## Exercise objective
Copy, from the entries below, each line in which the string "fentanyl" appears.

## Data
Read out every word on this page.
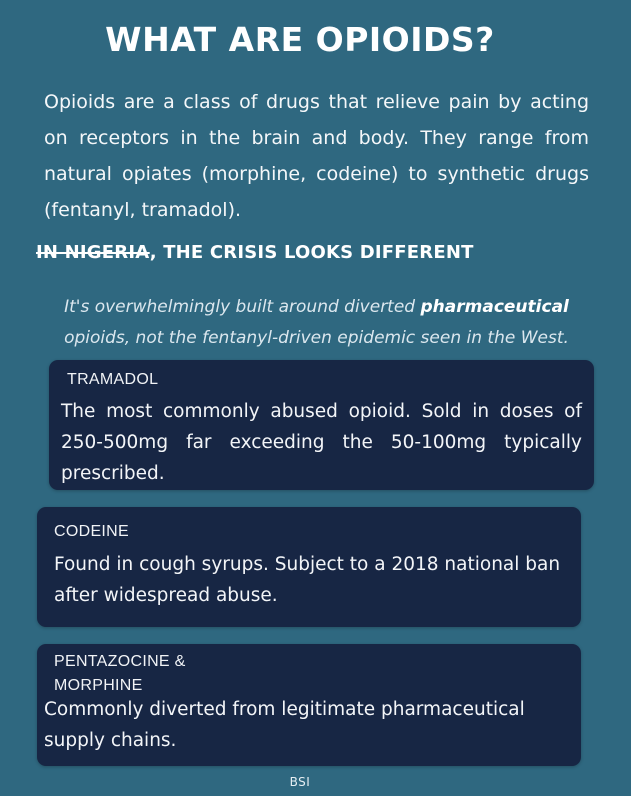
WHAT ARE OPIOIDS?
Opioids are a class of drugs that relieve pain by acting on receptors in the brain and body. They range from natural opiates (morphine, codeine) to synthetic drugs (fentanyl, tramadol).
IN NIGERIA, THE CRISIS LOOKS DIFFERENT
It's overwhelmingly built around diverted pharmaceutical opioids, not the fentanyl-driven epidemic seen in the West.
TRAMADOL
The most commonly abused opioid. Sold in doses of 250-500mg far exceeding the 50-100mg typically prescribed.
CODEINE
Found in cough syrups. Subject to a 2018 national ban after widespread abuse.
PENTAZOCINE & MORPHINE
Commonly diverted from legitimate pharmaceutical supply chains.
BSI
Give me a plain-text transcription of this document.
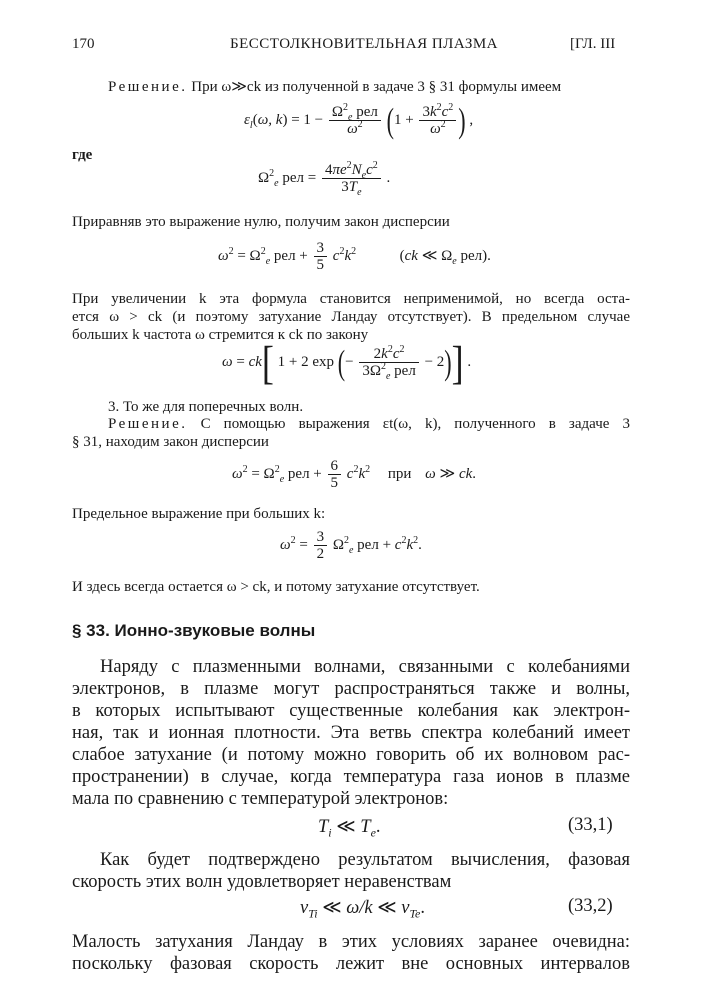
170	БЕССТОЛКНОВИТЕЛЬНАЯ ПЛАЗМА	[ГЛ. III
Решение. При ω≫ck из полученной в задаче 3 § 31 формулы имеем
$\varepsilon_l(\omega$, $k) = 1 - \frac{\Omega^2_e рел}{\omega^2} (1 + \frac{3k^2c^2}{\omega^2}$ ) ,
где
$\Omega^2_e$ рел = $\frac{4\pi e^2N_ec^2}{3T_e}$ .
Приравняв это выражение нулю, получим закон дисперсии
$\omega^2 = \Omega^2_e$ рел + $\frac{3}{5} c^2k^2$	(ck ≪ $\Omega_e$ рел).
При увеличении k эта формула становится неприменимой, но всегда оста-
ется ω > ck (и поэтому затухание Ландау отсутствует). В предельном случае
больших k частота ω стремится к ck по закону
ω = ck[ 1 + 2 exp (− $\frac{2k^2c^2}{3\Omega^2_e рел} - 2$)] .
3. То же для поперечных волн.
Решение. С помощью выражения εt(ω, k), полученного в задаче 3
§ 31, находим закон дисперсии
$\omega^2 = \Omega^2_e$ рел + $\frac{6}{5} c^2k^2$ при ω ≫ ck.
Предельное выражение при больших k:
$\omega^2 = \frac{3}{2} \Omega^2_e$ рел + $c^2k^2$.
И здесь всегда остается ω > ck, и потому затухание отсутствует.
§ 33. Ионно-звуковые волны
Наряду с плазменными волнами, связанными с колебаниями
электронов, в плазме могут распространяться также и волны,
в которых испытывают существенные колебания как электрон-
ная, так и ионная плотности. Эта ветвь спектра колебаний имеет
слабое затухание (и потому можно говорить об их волновом рас-
пространении) в случае, когда температура газа ионов в плазме
мала по сравнению с температурой электронов:
$T_i$ ≪ $T_e$.	(33,1)
Как будет подтверждено результатом вычисления, фазовая
скорость этих волн удовлетворяет неравенствам
$v_{Ti}$ ≪ ω/k ≪ $v_{Te}$.	(33,2)
Малость затухания Ландау в этих условиях заранее очевидна:
поскольку фазовая скорость лежит вне основных интервалов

## Solution to the exercise
Opioids are a class of drugs that relieve pain by acting on receptors in the brain and body. They range from natural opiates (morphine, codeine) to synthetic drugs (fentanyl, tramadol).
It's overwhelmingly built around diverted pharmaceutical opioids, not the fentanyl-driven epidemic seen in the West.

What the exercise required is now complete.